##### Source #####

Native American Tribe Exemption

Beginning with the 2023 Grand List, real and personal property owned by a Native American tribe that has been recognized pursuant to 1 V.S.A. Chapter 23 or owned by a nonprofit organization that is organized for the tribe’s benefit and controlled by the tribe, provided the property is used for purposes of the tribe and is not leased or rented for profit, are exempt from taxation.

Native American Tribes as identified by statute:

  • Elnu Abenaki tribe
  • Nulhegan Band of the Coosuk Abenaki Nation
  • Koasek Abenaki of the Koas
  • Missisquoi, St. Francis-Sokoki band

The analysis for determining whether property is exempt under 32 V.S.A. § 3802(21) begins with an identification of the ownership and primary use of the property. It is important to note that all real property and improvements must be used for the purposes of the tribe in order to demonstrate and obtain tax exempt status.

How to Apply

  1. Complete Form PVR-317, Vermont Property Tax Public, Pious, or Charitable Exemption. This application has been modified to allow for the demonstration of Native American tribe’s tax exemption.
  2. Print a copy of the official notice of the Native American Tribe Exemption to include with your application to the town lister or assessor if needed.

Public, Pious, And Charitable Use Exemption

For the public, pious, or charitable use exemption to apply under the law, the property must meet all the following conditions: 

  • the property must be dedicated unconditionally to public use;
  • the primary use must directly benefit an indefinite class of persons who are part of the public, and must also confer a benefit on society as a result of the benefit conferred on the persons directly served; and
  • the property must be owned and operated on a not-for-profit basis.

#####

== Problems to solve ==
**1.** Rewrite the paragraph beginning "Beginning with the 2023 Grand List" from the property tax exemption text above as a short list, keeping its main facts.
**2.** Extend the property tax exemption text above with the section that would come next, starting after its final bullet point.

##### Record list #####

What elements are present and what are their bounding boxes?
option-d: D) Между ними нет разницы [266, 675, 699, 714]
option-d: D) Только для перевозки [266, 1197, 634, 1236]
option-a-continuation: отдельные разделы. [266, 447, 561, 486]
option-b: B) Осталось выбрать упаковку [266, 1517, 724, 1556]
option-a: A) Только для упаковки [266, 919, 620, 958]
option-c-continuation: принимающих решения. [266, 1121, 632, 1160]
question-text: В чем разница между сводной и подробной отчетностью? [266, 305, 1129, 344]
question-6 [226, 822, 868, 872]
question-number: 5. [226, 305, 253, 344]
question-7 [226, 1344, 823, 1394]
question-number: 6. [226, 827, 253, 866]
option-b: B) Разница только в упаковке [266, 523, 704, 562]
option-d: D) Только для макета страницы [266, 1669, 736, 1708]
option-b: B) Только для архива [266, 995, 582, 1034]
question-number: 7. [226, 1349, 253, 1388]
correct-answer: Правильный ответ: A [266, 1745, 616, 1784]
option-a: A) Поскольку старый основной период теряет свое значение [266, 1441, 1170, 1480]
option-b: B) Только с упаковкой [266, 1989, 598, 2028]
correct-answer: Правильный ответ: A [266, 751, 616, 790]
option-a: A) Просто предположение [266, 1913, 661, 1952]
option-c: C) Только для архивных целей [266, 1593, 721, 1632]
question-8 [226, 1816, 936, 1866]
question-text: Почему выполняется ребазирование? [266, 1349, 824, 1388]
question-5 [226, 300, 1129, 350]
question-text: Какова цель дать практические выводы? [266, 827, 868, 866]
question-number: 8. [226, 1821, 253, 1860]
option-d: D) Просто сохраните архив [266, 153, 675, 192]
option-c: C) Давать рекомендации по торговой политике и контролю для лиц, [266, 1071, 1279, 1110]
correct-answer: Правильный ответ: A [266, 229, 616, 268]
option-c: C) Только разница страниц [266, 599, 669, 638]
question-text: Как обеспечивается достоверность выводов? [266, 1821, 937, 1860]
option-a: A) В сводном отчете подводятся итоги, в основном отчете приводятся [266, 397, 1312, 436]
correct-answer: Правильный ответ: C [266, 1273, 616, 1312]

#####
##### Record list #####

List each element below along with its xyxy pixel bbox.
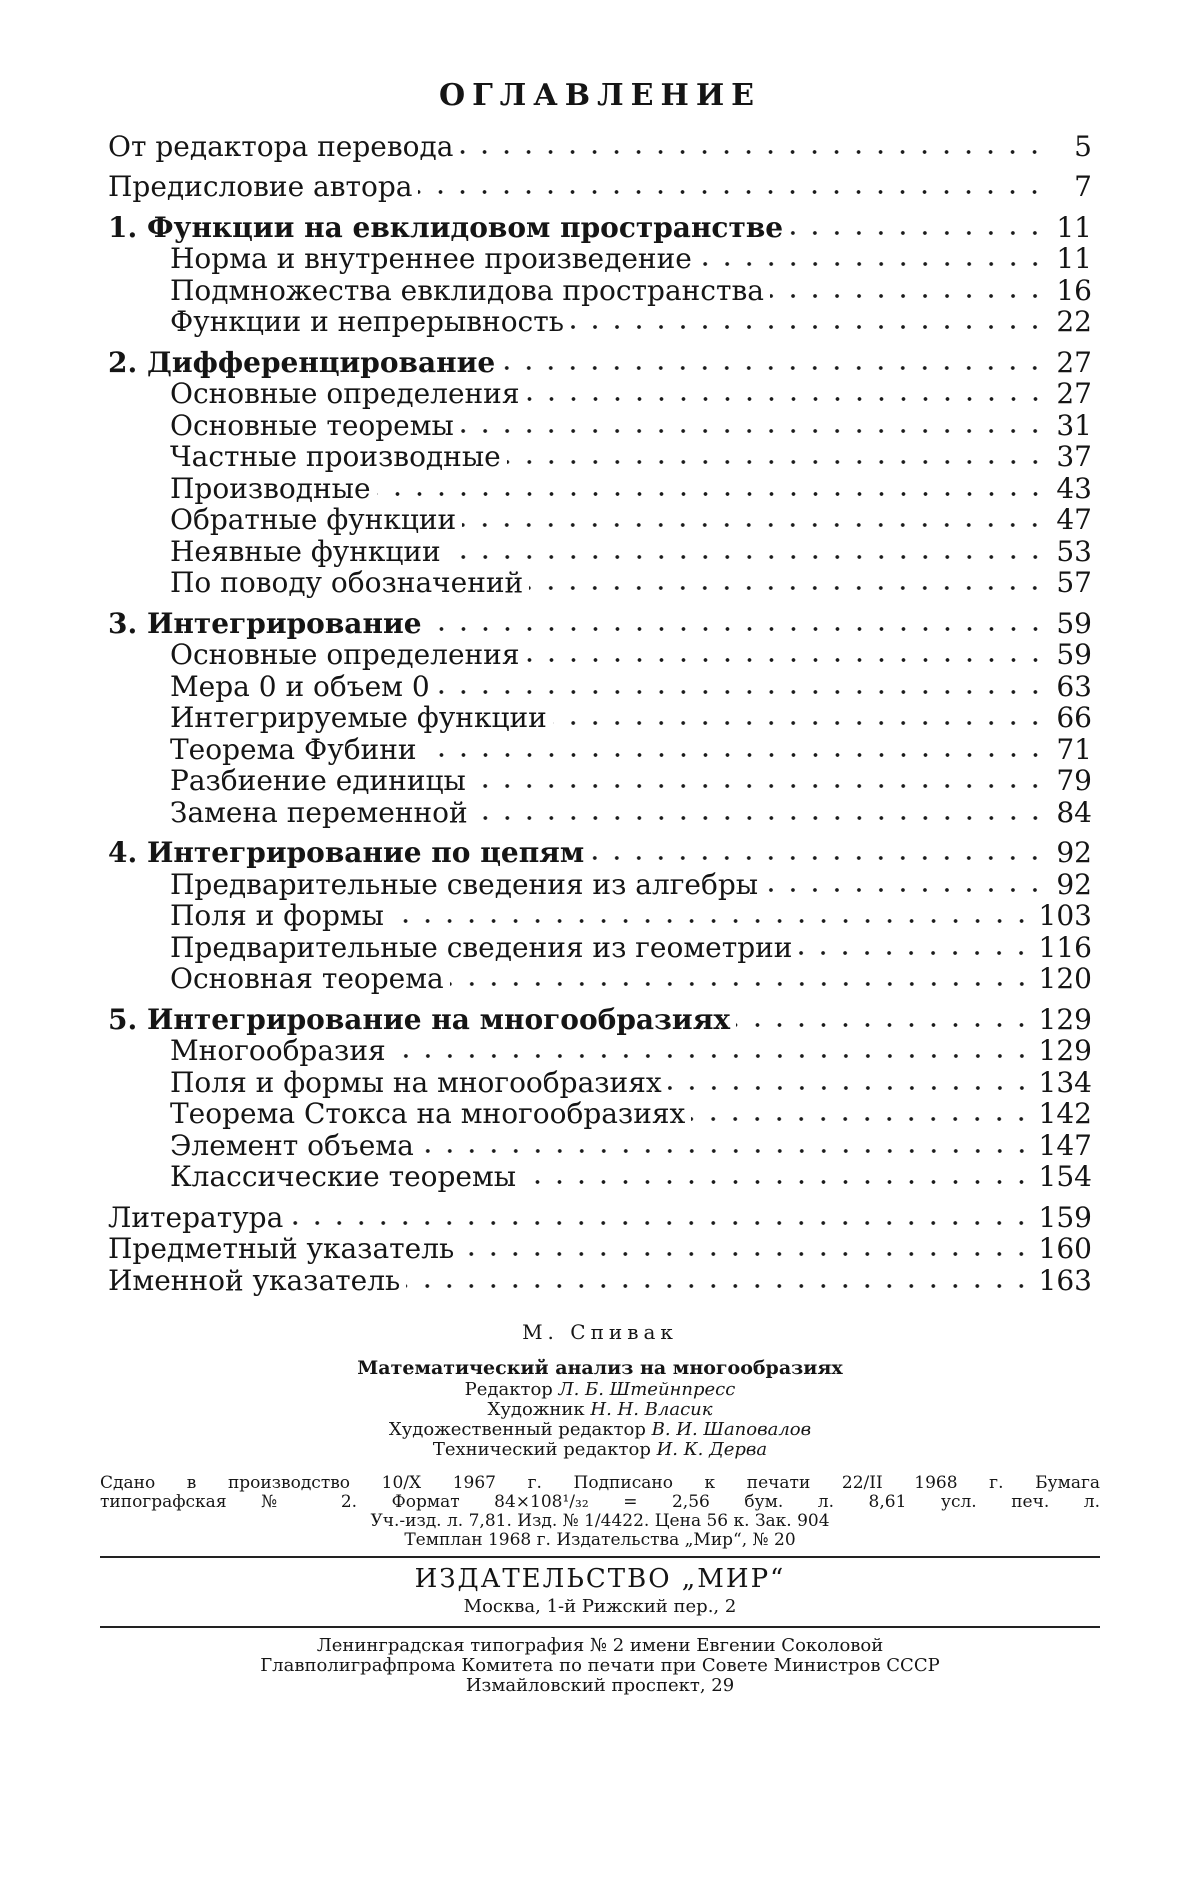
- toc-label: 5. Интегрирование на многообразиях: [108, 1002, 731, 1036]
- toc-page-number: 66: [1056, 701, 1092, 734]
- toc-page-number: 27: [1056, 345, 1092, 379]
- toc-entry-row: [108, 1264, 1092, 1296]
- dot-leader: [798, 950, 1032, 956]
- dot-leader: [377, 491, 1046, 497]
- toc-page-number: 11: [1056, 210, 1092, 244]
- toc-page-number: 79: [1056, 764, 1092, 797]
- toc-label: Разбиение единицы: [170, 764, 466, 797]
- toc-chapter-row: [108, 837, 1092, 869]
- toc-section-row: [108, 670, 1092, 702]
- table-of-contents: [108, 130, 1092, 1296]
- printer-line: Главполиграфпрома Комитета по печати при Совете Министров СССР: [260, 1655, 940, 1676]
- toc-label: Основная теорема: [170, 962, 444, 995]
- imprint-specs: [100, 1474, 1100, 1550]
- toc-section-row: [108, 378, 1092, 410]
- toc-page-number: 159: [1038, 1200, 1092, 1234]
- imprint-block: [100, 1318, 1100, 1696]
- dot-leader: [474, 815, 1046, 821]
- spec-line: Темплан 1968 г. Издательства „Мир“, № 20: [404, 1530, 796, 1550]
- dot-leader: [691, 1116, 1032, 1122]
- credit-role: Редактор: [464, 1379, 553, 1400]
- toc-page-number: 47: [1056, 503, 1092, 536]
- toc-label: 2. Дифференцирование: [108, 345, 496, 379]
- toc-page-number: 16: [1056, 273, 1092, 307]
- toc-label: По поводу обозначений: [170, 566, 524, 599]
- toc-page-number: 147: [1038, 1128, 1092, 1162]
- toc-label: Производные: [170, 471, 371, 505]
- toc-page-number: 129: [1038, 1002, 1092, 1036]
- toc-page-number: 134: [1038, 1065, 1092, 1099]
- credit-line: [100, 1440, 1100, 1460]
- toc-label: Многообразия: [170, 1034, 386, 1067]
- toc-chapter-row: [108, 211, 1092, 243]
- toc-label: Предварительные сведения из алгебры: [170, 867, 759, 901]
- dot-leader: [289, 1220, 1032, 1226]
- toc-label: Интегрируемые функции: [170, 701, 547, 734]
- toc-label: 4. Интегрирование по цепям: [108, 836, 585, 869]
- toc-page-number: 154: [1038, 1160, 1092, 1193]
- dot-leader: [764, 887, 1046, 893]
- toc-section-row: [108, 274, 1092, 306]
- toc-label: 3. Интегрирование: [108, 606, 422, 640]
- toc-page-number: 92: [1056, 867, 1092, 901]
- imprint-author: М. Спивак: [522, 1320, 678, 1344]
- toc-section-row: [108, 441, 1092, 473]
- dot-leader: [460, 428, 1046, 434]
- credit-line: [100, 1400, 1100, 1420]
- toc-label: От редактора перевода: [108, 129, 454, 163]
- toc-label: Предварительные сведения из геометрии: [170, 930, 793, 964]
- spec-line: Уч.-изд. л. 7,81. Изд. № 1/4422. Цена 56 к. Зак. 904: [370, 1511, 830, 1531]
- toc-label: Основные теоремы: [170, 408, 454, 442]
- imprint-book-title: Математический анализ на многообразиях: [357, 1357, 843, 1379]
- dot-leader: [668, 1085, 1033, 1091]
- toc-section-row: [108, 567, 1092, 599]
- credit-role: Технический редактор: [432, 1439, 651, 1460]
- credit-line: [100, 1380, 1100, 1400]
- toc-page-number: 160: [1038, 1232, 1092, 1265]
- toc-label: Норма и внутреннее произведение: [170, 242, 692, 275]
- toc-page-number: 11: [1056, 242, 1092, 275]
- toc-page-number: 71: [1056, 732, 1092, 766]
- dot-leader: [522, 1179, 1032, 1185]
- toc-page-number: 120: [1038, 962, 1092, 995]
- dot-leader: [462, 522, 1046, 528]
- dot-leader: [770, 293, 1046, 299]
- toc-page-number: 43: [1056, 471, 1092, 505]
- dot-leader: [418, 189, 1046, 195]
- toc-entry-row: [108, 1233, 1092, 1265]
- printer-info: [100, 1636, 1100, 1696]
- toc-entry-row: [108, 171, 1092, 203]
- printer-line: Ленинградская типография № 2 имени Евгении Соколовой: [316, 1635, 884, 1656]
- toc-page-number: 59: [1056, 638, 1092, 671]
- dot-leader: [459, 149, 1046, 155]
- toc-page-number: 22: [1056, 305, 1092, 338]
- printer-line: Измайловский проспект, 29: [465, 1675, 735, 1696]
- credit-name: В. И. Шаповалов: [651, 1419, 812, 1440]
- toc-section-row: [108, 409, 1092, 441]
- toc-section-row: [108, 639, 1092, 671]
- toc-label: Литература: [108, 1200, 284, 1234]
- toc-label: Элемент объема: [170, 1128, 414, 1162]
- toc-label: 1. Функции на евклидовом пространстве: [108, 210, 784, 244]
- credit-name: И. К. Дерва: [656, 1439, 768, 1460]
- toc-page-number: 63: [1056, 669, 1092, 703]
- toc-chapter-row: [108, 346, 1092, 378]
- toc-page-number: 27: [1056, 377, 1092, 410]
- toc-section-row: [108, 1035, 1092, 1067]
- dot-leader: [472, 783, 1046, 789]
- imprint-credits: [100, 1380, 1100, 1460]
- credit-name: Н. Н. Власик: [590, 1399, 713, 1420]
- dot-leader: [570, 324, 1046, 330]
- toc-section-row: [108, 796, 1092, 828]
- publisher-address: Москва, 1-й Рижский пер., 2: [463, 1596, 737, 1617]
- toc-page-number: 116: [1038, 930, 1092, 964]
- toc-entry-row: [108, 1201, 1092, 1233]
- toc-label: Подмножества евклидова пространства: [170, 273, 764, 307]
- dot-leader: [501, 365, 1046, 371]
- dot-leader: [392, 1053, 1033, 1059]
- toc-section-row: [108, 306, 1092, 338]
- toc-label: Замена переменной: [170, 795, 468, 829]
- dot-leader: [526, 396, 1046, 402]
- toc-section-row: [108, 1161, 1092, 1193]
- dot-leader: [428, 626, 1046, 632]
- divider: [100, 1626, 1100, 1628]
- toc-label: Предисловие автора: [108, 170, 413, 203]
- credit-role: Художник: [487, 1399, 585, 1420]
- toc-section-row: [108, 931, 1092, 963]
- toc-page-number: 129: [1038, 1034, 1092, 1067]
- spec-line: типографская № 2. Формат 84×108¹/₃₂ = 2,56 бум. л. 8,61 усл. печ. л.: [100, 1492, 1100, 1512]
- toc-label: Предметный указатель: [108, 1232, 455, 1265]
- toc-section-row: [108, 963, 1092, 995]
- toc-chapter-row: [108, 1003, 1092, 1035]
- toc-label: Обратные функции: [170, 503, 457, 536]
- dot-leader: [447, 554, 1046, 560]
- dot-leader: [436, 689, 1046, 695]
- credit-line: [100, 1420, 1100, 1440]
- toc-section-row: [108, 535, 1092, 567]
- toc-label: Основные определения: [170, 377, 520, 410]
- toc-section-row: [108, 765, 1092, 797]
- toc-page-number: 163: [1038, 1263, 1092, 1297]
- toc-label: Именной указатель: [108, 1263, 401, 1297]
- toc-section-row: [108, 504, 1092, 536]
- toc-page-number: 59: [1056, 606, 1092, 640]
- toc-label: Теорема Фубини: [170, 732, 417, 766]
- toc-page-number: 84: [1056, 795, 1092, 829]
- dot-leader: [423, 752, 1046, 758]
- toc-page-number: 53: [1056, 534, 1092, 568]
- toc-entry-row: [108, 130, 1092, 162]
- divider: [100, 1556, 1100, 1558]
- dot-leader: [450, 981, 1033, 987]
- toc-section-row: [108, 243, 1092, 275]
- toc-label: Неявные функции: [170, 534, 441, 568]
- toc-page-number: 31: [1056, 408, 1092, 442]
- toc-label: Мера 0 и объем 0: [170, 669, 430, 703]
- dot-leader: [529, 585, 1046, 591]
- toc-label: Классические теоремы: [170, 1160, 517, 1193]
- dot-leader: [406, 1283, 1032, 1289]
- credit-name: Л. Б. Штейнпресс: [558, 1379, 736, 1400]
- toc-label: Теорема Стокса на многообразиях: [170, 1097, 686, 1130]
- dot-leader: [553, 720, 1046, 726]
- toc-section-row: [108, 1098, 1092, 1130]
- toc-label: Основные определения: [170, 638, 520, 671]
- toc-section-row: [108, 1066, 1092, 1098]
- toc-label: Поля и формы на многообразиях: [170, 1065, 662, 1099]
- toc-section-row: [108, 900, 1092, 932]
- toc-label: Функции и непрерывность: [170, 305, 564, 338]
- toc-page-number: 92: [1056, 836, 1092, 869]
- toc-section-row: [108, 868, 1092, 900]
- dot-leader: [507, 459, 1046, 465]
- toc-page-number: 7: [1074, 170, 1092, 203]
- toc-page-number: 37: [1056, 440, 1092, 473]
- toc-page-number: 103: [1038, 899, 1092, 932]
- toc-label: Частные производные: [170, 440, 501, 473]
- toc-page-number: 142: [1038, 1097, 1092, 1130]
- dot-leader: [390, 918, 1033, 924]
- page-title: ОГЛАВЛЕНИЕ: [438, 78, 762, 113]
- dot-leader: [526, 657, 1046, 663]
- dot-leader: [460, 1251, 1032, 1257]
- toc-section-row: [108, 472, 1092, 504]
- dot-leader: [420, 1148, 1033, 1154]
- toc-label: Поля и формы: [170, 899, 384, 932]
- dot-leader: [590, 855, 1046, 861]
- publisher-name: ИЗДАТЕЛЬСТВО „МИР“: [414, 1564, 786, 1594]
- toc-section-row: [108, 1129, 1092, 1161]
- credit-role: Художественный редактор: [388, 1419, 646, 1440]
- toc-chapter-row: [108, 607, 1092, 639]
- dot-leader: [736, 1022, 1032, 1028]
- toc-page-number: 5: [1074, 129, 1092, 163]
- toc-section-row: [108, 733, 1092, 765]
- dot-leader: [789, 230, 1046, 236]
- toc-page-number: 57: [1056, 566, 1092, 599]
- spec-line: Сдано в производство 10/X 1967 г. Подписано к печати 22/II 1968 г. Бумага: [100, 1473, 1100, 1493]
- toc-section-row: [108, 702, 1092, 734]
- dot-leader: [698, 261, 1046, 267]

#####

== Set of answers ==
**1.**
- Starting with the 2023 Grand List, certain property is exempt from taxation.
- The exemption covers real and personal property owned by a Native American tribe recognized under 1 V.S.A. Chapter 23.
- It also covers such property owned by a nonprofit organization that is organized for the tribe's benefit and controlled by the tribe.
- The property must be used for the tribe's purposes.
- The property must not be leased or rented for profit.

**2.**
American Museum of Fly Fishing, Inc. v. Town of Manchester, 151 Vt. 103, 110 (1989)

How to Apply

Your town lister makes the initial determination of whether a property is exempt from tax under the law. You may complete Form PVR-317, Vermont Property Tax Public, Pious, or Charitable Exemption application to present to the lister. The application will help you gather the necessary information the lister needs. It is important that you provide clear and detailed information about the property and its uses. Incomplete information will result in the exemption being denied.

Disabled Veterans

Disabled veterans who own their homes (in fee simple) may be eligible for a property tax exemption. The exemption reduces the assessed value of the property, lowering the veteran’s property taxes. See 32 V.S.A. § 3802.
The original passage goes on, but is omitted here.